### Challenge
Exact reproduction is required for all entries.

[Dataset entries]
>> Begin
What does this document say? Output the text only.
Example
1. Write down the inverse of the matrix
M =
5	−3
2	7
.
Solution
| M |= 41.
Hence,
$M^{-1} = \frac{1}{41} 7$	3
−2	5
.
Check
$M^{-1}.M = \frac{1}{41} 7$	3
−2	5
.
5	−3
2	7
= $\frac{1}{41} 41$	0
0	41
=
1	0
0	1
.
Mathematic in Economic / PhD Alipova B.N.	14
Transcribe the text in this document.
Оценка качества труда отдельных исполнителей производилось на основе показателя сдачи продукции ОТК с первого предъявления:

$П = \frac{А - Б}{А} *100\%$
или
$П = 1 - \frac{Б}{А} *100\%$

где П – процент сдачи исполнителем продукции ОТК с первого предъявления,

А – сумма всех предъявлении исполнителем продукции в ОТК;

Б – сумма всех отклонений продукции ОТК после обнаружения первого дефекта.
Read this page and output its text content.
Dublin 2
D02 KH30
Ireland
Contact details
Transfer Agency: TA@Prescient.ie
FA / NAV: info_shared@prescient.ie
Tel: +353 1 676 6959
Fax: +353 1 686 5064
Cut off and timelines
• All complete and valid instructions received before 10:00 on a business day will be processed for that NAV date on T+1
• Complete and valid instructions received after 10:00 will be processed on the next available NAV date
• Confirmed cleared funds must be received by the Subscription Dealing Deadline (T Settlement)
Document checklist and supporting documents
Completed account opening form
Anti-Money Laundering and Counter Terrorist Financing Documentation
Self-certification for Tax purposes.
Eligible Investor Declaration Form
>> End
### Answer to the exercise
What does this document say? Output the text only.
Example
1. Write down the inverse of the matrix
M =
5	−3
2	7
.
Solution
| M |= 41.
Hence,
$M^{-1} = \frac{1}{41} 7$	3
−2	5
.
Check
$M^{-1}.M = \frac{1}{41} 7$	3
−2	5
.
5	−3
2	7
= $\frac{1}{41} 41$	0
0	41
=
1	0
0	1
.
Mathematic in Economic / PhD Alipova B.N.	14
Transcribe the text in this document.
Оценка качества труда отдельных исполнителей производилось на основе показателя сдачи продукции ОТК с первого предъявления:

$П = \frac{А - Б}{А} *100\%$
или
$П = 1 - \frac{Б}{А} *100\%$

где П – процент сдачи исполнителем продукции ОТК с первого предъявления,

А – сумма всех предъявлении исполнителем продукции в ОТК;

Б – сумма всех отклонений продукции ОТК после обнаружения первого дефекта.
Read this page and output its text content.
Dublin 2
D02 KH30
Ireland
Contact details
Transfer Agency: TA@Prescient.ie
FA / NAV: info_shared@prescient.ie
Tel: +353 1 676 6959
Fax: +353 1 686 5064
Cut off and timelines
• All complete and valid instructions received before 10:00 on a business day will be processed for that NAV date on T+1
• Complete and valid instructions received after 10:00 will be processed on the next available NAV date
• Confirmed cleared funds must be received by the Subscription Dealing Deadline (T Settlement)
Document checklist and supporting documents
Completed account opening form
Anti-Money Laundering and Counter Terrorist Financing Documentation
Self-certification for Tax purposes.
Eligible Investor Declaration Form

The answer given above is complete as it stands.